● Your goal:
Gather all lines in the records below that include the word "chevron".

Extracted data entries
┄┄┄┄┄┄
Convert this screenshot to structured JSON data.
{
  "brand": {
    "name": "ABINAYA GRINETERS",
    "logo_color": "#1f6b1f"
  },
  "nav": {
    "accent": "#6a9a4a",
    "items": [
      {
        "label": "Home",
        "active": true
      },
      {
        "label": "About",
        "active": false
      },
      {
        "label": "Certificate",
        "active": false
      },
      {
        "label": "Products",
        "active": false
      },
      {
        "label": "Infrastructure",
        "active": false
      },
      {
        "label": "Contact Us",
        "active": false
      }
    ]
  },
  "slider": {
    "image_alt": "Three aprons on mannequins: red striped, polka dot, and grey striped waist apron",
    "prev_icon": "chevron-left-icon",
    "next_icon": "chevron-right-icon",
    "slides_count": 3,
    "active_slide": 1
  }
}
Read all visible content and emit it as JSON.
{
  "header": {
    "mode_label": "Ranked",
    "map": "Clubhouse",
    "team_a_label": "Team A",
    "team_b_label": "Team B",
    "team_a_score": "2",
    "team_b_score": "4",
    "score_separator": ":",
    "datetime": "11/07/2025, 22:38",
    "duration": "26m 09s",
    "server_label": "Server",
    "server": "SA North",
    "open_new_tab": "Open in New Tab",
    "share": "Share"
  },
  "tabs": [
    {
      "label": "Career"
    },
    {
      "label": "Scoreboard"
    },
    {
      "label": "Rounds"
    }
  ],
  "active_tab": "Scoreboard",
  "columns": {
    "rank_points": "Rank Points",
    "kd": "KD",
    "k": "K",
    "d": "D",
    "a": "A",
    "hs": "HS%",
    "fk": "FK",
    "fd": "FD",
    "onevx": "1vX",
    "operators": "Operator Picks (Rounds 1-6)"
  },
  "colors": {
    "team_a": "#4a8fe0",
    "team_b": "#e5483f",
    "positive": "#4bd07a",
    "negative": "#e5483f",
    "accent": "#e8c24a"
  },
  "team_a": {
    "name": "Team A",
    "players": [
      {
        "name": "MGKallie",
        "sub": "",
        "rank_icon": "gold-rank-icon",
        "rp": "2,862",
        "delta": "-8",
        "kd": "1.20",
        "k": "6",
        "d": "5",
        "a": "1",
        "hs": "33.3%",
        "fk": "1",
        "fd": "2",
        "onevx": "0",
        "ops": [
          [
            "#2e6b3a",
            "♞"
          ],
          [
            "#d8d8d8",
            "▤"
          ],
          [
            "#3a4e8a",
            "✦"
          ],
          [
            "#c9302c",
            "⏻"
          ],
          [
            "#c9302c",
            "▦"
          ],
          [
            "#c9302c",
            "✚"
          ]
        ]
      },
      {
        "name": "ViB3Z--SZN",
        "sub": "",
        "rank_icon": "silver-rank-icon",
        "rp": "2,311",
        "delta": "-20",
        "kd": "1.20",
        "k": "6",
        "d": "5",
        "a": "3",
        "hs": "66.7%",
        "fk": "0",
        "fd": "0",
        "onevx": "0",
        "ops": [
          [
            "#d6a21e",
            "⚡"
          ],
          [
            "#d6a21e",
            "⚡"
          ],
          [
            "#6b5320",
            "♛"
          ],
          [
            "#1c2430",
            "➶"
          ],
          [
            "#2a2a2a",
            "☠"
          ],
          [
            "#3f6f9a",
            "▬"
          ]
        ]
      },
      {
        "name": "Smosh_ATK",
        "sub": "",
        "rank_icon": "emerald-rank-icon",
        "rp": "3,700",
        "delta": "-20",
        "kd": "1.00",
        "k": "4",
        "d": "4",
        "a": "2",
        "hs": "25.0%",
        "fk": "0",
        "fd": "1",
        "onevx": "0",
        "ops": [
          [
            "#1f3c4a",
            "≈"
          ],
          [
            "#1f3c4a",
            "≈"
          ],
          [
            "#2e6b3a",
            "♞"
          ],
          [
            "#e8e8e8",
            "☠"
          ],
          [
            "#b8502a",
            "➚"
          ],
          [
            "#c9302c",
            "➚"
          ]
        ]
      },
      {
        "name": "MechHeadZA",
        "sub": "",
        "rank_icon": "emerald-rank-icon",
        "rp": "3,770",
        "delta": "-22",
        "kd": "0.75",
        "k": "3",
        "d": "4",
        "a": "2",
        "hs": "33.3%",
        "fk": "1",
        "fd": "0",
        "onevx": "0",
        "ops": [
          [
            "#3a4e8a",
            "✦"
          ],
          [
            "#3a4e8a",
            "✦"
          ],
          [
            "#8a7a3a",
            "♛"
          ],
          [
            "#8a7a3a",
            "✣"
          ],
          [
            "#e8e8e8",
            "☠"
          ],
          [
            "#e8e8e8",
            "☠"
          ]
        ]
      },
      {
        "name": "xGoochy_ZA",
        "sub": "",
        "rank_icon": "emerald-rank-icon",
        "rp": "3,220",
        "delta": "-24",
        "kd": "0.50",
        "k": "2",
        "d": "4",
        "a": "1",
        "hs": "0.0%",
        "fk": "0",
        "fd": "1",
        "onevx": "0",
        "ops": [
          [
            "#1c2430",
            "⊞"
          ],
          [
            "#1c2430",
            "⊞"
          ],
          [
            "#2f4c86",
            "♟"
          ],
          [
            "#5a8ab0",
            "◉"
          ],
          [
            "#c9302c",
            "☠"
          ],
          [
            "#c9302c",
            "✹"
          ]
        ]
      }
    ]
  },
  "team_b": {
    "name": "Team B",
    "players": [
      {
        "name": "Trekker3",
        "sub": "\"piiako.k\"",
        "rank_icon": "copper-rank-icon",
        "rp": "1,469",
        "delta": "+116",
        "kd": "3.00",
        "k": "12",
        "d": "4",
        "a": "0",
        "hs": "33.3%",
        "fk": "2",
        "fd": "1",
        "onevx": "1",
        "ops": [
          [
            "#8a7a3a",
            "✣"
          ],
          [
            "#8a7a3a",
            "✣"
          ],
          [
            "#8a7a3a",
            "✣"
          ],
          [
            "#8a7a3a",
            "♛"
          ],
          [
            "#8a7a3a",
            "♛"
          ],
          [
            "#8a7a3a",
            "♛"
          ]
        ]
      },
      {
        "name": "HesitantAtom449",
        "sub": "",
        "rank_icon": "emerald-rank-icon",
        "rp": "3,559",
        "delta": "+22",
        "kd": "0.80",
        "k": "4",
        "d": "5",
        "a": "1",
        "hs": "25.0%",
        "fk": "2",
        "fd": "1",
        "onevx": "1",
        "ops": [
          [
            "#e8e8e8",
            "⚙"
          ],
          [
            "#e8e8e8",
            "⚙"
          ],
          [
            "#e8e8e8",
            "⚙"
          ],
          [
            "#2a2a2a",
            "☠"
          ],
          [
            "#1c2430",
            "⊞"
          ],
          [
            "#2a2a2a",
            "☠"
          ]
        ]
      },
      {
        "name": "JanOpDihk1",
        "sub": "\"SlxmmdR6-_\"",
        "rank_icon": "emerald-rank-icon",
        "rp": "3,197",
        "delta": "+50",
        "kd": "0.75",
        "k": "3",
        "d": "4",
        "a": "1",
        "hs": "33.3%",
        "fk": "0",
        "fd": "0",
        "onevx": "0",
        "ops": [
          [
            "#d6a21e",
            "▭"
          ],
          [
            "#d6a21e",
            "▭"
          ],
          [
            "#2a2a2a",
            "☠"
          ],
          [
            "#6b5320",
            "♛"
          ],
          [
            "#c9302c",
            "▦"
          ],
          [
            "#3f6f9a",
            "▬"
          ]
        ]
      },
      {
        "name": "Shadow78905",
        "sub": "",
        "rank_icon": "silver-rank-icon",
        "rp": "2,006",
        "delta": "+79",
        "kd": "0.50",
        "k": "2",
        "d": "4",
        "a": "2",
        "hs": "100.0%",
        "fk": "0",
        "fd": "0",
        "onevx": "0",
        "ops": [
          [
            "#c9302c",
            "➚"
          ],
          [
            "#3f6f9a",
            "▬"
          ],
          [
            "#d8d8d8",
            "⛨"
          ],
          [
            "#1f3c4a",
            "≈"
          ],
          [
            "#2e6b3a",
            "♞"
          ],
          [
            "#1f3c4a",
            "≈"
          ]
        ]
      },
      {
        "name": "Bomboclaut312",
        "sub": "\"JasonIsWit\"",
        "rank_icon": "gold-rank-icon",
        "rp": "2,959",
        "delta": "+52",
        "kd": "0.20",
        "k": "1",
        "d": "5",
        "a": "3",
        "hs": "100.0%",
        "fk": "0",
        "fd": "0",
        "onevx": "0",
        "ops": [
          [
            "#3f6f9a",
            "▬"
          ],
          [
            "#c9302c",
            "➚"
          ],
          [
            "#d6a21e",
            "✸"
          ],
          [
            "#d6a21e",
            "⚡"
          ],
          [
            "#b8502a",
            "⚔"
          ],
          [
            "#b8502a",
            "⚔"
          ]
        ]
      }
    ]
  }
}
┄┄┄┄┄┄
● Expected output:
    "prev_icon": "chevron-left-icon",
    "next_icon": "chevron-right-icon",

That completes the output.